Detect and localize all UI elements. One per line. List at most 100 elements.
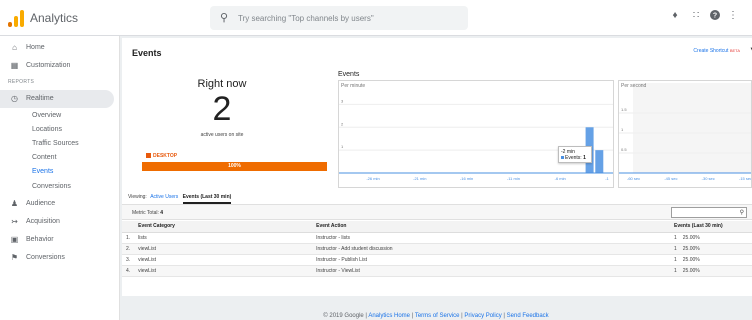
y-tick-label: 2: [341, 121, 344, 126]
help-icon[interactable]: ?: [708, 10, 722, 23]
row-index: 4.: [122, 265, 135, 277]
sidebar-subitem-events[interactable]: Events: [32, 168, 53, 180]
apps-grid-icon[interactable]: ∷: [689, 10, 703, 21]
tooltip-value-row: Events: 1: [561, 155, 589, 161]
sidebar-item-conversions[interactable]: ⚑ Conversions: [0, 250, 118, 266]
sidebar-item-label: Audience: [26, 200, 56, 207]
sidebar-subitem-traffic-sources[interactable]: Traffic Sources: [32, 140, 79, 152]
x-tick-label: -60 sec: [627, 176, 640, 181]
dashboard-icon: ▦: [10, 61, 19, 70]
sidebar-subitem-overview[interactable]: Overview: [32, 112, 61, 124]
bell-icon[interactable]: ♦: [668, 10, 682, 21]
app-title[interactable]: Analytics: [30, 11, 78, 25]
events-percent: 25.00%: [682, 245, 700, 252]
analytics-logo-icon[interactable]: [8, 9, 24, 27]
per-minute-label: Per minute: [341, 83, 366, 89]
col-event-action[interactable]: Event Action: [312, 221, 670, 233]
table-header-row: Event Category Event Action Events (Last…: [122, 221, 752, 233]
per-second-chart-svg: 1.5 1 0.5 -60 sec -45 sec -30 sec -15 sec: [619, 83, 752, 181]
metric-total-value: 4: [160, 210, 164, 216]
events-cell: 1 25.00%: [670, 265, 752, 277]
row-index: 2.: [122, 243, 135, 255]
event-category-link[interactable]: lists: [134, 232, 313, 244]
y-tick-label: 1: [621, 127, 624, 132]
view-tabs: Viewing: Active Users Events (Last 30 mi…: [128, 194, 232, 204]
x-tick-label: -30 sec: [702, 176, 715, 181]
sidebar-subitem-locations[interactable]: Locations: [32, 126, 62, 138]
footer-link-feedback[interactable]: Send Feedback: [507, 313, 549, 319]
event-action-link[interactable]: Instructor - lists: [312, 232, 670, 244]
x-tick-label: -1: [605, 176, 609, 181]
device-label: DESKTOP: [153, 153, 178, 159]
event-action-link[interactable]: Instructor - ViewList: [312, 265, 670, 277]
sidebar-item-label: Conversions: [26, 254, 65, 261]
sidebar-item-audience[interactable]: ♟ Audience: [0, 196, 118, 212]
table-row: 2. viewList Instructor - Add student dis…: [122, 243, 752, 255]
clock-icon: ◷: [11, 94, 18, 103]
event-action-link[interactable]: Instructor - Add student discussion: [312, 243, 670, 255]
sidebar-item-behavior[interactable]: ▣ Behavior: [0, 232, 118, 248]
bar: [595, 150, 604, 173]
per-minute-chart: Per minute 3 2 1 -26 min -21 min -16 min -11 m…: [338, 80, 614, 188]
event-category-link[interactable]: viewList: [134, 243, 313, 255]
table-row: 4. viewList Instructor - ViewList 1 25.00…: [122, 265, 752, 277]
metric-total-label: Metric Total:: [132, 210, 159, 216]
event-category-link[interactable]: viewList: [134, 265, 313, 277]
events-cell: 1 25.00%: [670, 254, 752, 266]
event-category-link[interactable]: viewList: [134, 254, 313, 266]
sidebar-item-realtime[interactable]: ◷ Realtime: [0, 91, 118, 107]
plot-area: [633, 83, 751, 173]
device-share-bar: 100%: [142, 162, 327, 171]
reports-section-label: REPORTS: [8, 79, 35, 85]
events-cell: 1 25.00%: [670, 232, 752, 244]
tooltip-swatch: [561, 156, 564, 159]
events-count: 1: [674, 267, 677, 274]
viewing-label: Viewing:: [128, 194, 147, 200]
beta-badge: BETA: [729, 48, 740, 53]
event-action-link[interactable]: Instructor - Publish List: [312, 254, 670, 266]
x-tick-label: -21 min: [413, 176, 426, 181]
search-icon[interactable]: ⚲: [740, 209, 744, 216]
col-event-category[interactable]: Event Category: [134, 221, 313, 233]
table-row: 3. viewList Instructor - Publish List 12…: [122, 254, 752, 266]
page-title: Events: [132, 48, 162, 58]
footer: © 2019 Google | Analytics Home | Terms o…: [323, 313, 549, 319]
tooltip-series: Events: [565, 155, 581, 161]
footer-link-analytics-home[interactable]: Analytics Home: [368, 313, 410, 319]
behavior-icon: ▣: [10, 235, 19, 244]
footer-link-terms[interactable]: Terms of Service: [415, 313, 460, 319]
sidebar-item-label: Acquisition: [26, 218, 60, 225]
tab-active-users[interactable]: Active Users: [150, 194, 178, 200]
col-events[interactable]: Events (Last 30 min): [670, 221, 752, 233]
sidebar-item-acquisition[interactable]: ↣ Acquisition: [0, 214, 118, 230]
tooltip-value: 1: [583, 155, 586, 161]
table-search-box[interactable]: ⚲: [671, 207, 747, 218]
x-tick-label: -11 min: [507, 176, 520, 181]
per-second-label: Per second: [621, 83, 647, 89]
row-index: 3.: [122, 254, 135, 266]
y-tick-label: 0.5: [621, 147, 627, 152]
sidebar-item-customization[interactable]: ▦ Customization: [0, 58, 118, 74]
per-minute-chart-svg: 3 2 1 -26 min -21 min -16 min -11 min -6 min -1: [339, 98, 613, 181]
search-input[interactable]: [238, 10, 458, 26]
sidebar-item-home[interactable]: ⌂ Home: [0, 40, 118, 56]
table-search-input[interactable]: [674, 209, 734, 217]
chart-tooltip: -2 min Events: 1: [558, 146, 592, 163]
events-percent: 25.00%: [682, 256, 700, 263]
more-vert-icon[interactable]: ⋮: [726, 10, 740, 21]
search-icon: ⚲: [220, 12, 229, 24]
top-bar: Analytics ⚲ ♦ ∷ ? ⋮: [0, 0, 752, 36]
footer-link-privacy[interactable]: Privacy Policy: [464, 313, 501, 319]
right-now-label: Right now: [197, 78, 247, 90]
x-tick-label: -45 sec: [664, 176, 677, 181]
sidebar-subitem-content[interactable]: Content: [32, 154, 57, 166]
per-second-chart: Per second 1.5 1 0.5 -60 sec -45 sec -30 sec -…: [618, 80, 752, 188]
table-row: 1. lists Instructor - lists 1 25.00%: [122, 232, 752, 244]
sidebar-item-label: Home: [26, 44, 45, 51]
sidebar: ⌂ Home ▦ Customization REPORTS ◷ Realtim…: [0, 36, 120, 320]
tab-events[interactable]: Events (Last 30 min): [182, 194, 232, 204]
create-shortcut-link[interactable]: Create Shortcut BETA ▼: [693, 47, 752, 54]
y-tick-label: 1: [341, 144, 344, 149]
search-box[interactable]: ⚲: [210, 6, 468, 30]
sidebar-subitem-conversions[interactable]: Conversions: [32, 183, 71, 195]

### [Your task]
Arrange the lines from the line containing "y-tick-label: 2: [341, 121, 344, 126]" through the line containing "app-title[interactable]: Analytics: [30, 11, 78, 25]" as a Markdown table with the columns Row and Line. Number each row, and omit any blank lines.

### [Response for this exercise]
| Row | Line |
|---|---|
| 1 | y-tick-label: 2: [341, 121, 344, 126] |
| 2 | help-icon[interactable]: ?: [708, 10, 722, 23] |
| 3 | row-index: 4.: [122, 265, 135, 277] |
| 4 | sidebar-subitem-events[interactable]: Events: [32, 168, 53, 180] |
| 5 | apps-grid-icon[interactable]: ∷: [689, 10, 703, 21] |
| 6 | tooltip-value-row: Events: 1: [561, 155, 589, 161] |
| 7 | sidebar-item-conversions[interactable]: ⚑ Conversions: [0, 250, 118, 266] |
| 8 | sidebar-item-label: Audience: [26, 200, 56, 207] |
| 9 | sidebar-subitem-traffic-sources[interactable]: Traffic Sources: [32, 140, 79, 152] |
| 10 | x-tick-label: -60 sec: [627, 176, 640, 181] |
| 11 | dashboard-icon: ▦: [10, 61, 19, 70] |
| 12 | sidebar-subitem-overview[interactable]: Overview: [32, 112, 61, 124] |
| 13 | bell-icon[interactable]: ♦: [668, 10, 682, 21] |
| 14 | app-title[interactable]: Analytics: [30, 11, 78, 25] |